§ EXTRACTED ENTRIES:
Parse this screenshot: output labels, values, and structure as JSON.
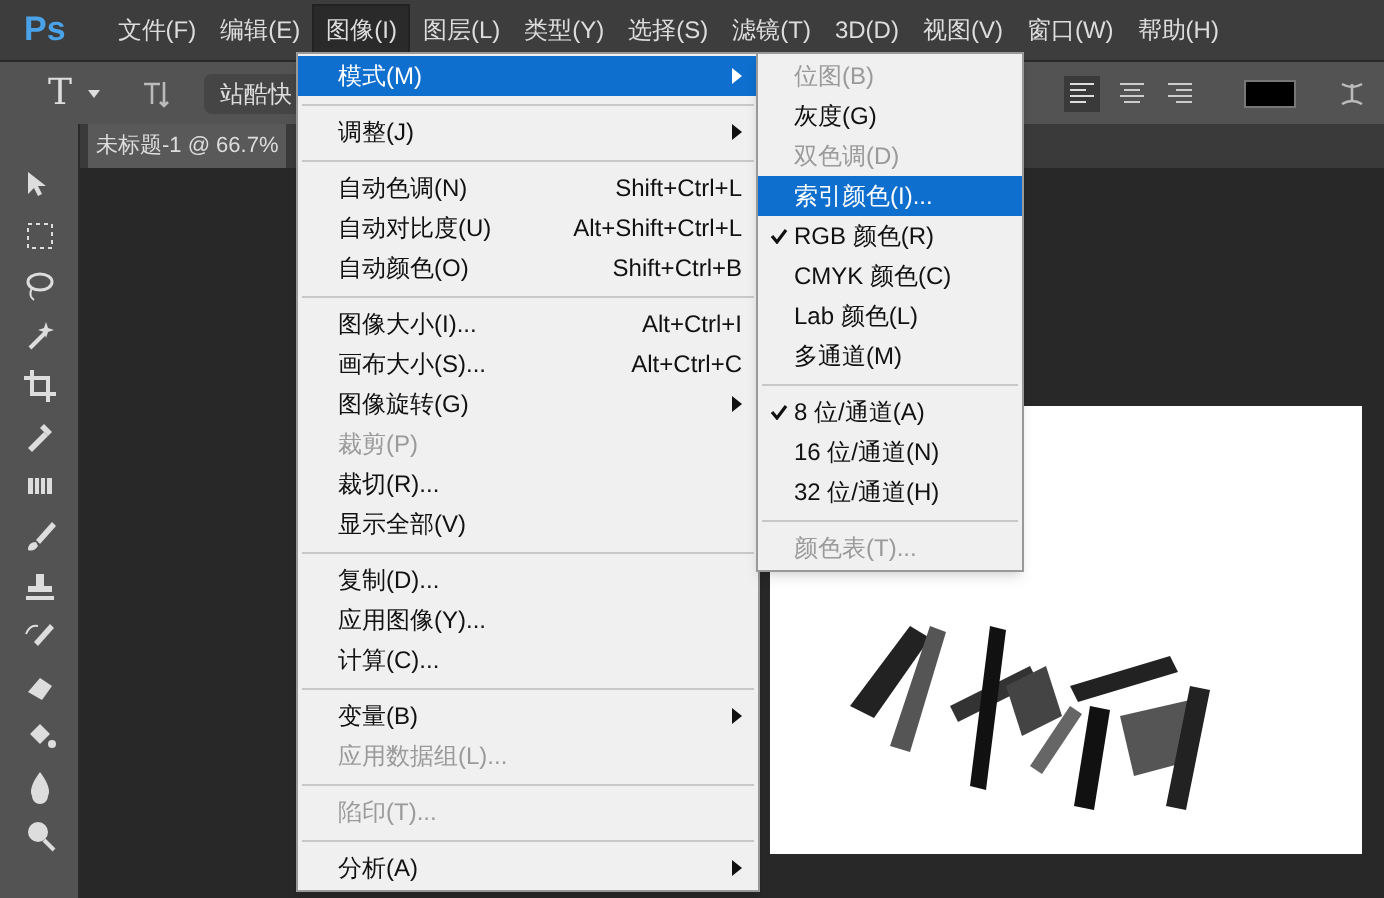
{
  "menubar": {
    "logo": "Ps",
    "items": [
      {
        "label": "文件(F)",
        "selected": false
      },
      {
        "label": "编辑(E)",
        "selected": false
      },
      {
        "label": "图像(I)",
        "selected": true
      },
      {
        "label": "图层(L)",
        "selected": false
      },
      {
        "label": "类型(Y)",
        "selected": false
      },
      {
        "label": "选择(S)",
        "selected": false
      },
      {
        "label": "滤镜(T)",
        "selected": false
      },
      {
        "label": "3D(D)",
        "selected": false
      },
      {
        "label": "视图(V)",
        "selected": false
      },
      {
        "label": "窗口(W)",
        "selected": false
      },
      {
        "label": "帮助(H)",
        "selected": false
      }
    ]
  },
  "options_bar": {
    "tool": "T",
    "font_field": "站酷快"
  },
  "document_tab": {
    "title": "未标题-1 @ 66.7%"
  },
  "image_menu": [
    {
      "kind": "item",
      "label": "模式(M)",
      "submenu": true,
      "selected": true,
      "disabled": false
    },
    {
      "kind": "separator"
    },
    {
      "kind": "item",
      "label": "调整(J)",
      "submenu": true,
      "selected": false,
      "disabled": false
    },
    {
      "kind": "separator"
    },
    {
      "kind": "item",
      "label": "自动色调(N)",
      "shortcut": "Shift+Ctrl+L",
      "submenu": false,
      "selected": false,
      "disabled": false
    },
    {
      "kind": "item",
      "label": "自动对比度(U)",
      "shortcut": "Alt+Shift+Ctrl+L",
      "submenu": false,
      "selected": false,
      "disabled": false
    },
    {
      "kind": "item",
      "label": "自动颜色(O)",
      "shortcut": "Shift+Ctrl+B",
      "submenu": false,
      "selected": false,
      "disabled": false
    },
    {
      "kind": "separator"
    },
    {
      "kind": "item",
      "label": "图像大小(I)...",
      "shortcut": "Alt+Ctrl+I",
      "submenu": false,
      "selected": false,
      "disabled": false
    },
    {
      "kind": "item",
      "label": "画布大小(S)...",
      "shortcut": "Alt+Ctrl+C",
      "submenu": false,
      "selected": false,
      "disabled": false
    },
    {
      "kind": "item",
      "label": "图像旋转(G)",
      "submenu": true,
      "selected": false,
      "disabled": false
    },
    {
      "kind": "item",
      "label": "裁剪(P)",
      "submenu": false,
      "selected": false,
      "disabled": true
    },
    {
      "kind": "item",
      "label": "裁切(R)...",
      "submenu": false,
      "selected": false,
      "disabled": false
    },
    {
      "kind": "item",
      "label": "显示全部(V)",
      "submenu": false,
      "selected": false,
      "disabled": false
    },
    {
      "kind": "separator"
    },
    {
      "kind": "item",
      "label": "复制(D)...",
      "submenu": false,
      "selected": false,
      "disabled": false
    },
    {
      "kind": "item",
      "label": "应用图像(Y)...",
      "submenu": false,
      "selected": false,
      "disabled": false
    },
    {
      "kind": "item",
      "label": "计算(C)...",
      "submenu": false,
      "selected": false,
      "disabled": false
    },
    {
      "kind": "separator"
    },
    {
      "kind": "item",
      "label": "变量(B)",
      "submenu": true,
      "selected": false,
      "disabled": false
    },
    {
      "kind": "item",
      "label": "应用数据组(L)...",
      "submenu": false,
      "selected": false,
      "disabled": true
    },
    {
      "kind": "separator"
    },
    {
      "kind": "item",
      "label": "陷印(T)...",
      "submenu": false,
      "selected": false,
      "disabled": true
    },
    {
      "kind": "separator"
    },
    {
      "kind": "item",
      "label": "分析(A)",
      "submenu": true,
      "selected": false,
      "disabled": false
    }
  ],
  "mode_submenu": [
    {
      "kind": "item",
      "label": "位图(B)",
      "checked": false,
      "selected": false,
      "disabled": true
    },
    {
      "kind": "item",
      "label": "灰度(G)",
      "checked": false,
      "selected": false,
      "disabled": false
    },
    {
      "kind": "item",
      "label": "双色调(D)",
      "checked": false,
      "selected": false,
      "disabled": true
    },
    {
      "kind": "item",
      "label": "索引颜色(I)...",
      "checked": false,
      "selected": true,
      "disabled": false
    },
    {
      "kind": "item",
      "label": "RGB 颜色(R)",
      "checked": true,
      "selected": false,
      "disabled": false
    },
    {
      "kind": "item",
      "label": "CMYK 颜色(C)",
      "checked": false,
      "selected": false,
      "disabled": false
    },
    {
      "kind": "item",
      "label": "Lab 颜色(L)",
      "checked": false,
      "selected": false,
      "disabled": false
    },
    {
      "kind": "item",
      "label": "多通道(M)",
      "checked": false,
      "selected": false,
      "disabled": false
    },
    {
      "kind": "separator"
    },
    {
      "kind": "item",
      "label": "8 位/通道(A)",
      "checked": true,
      "selected": false,
      "disabled": false
    },
    {
      "kind": "item",
      "label": "16 位/通道(N)",
      "checked": false,
      "selected": false,
      "disabled": false
    },
    {
      "kind": "item",
      "label": "32 位/通道(H)",
      "checked": false,
      "selected": false,
      "disabled": false
    },
    {
      "kind": "separator"
    },
    {
      "kind": "item",
      "label": "颜色表(T)...",
      "checked": false,
      "selected": false,
      "disabled": true
    }
  ]
}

§ INSTRUCTION:
From the material above, copy each line that includes the word "shortcut".

§ RESPONSE:
      "shortcut": "Shift+Ctrl+L",
      "shortcut": "Alt+Shift+Ctrl+L",
      "shortcut": "Shift+Ctrl+B",
      "shortcut": "Alt+Ctrl+I",
      "shortcut": "Alt+Ctrl+C",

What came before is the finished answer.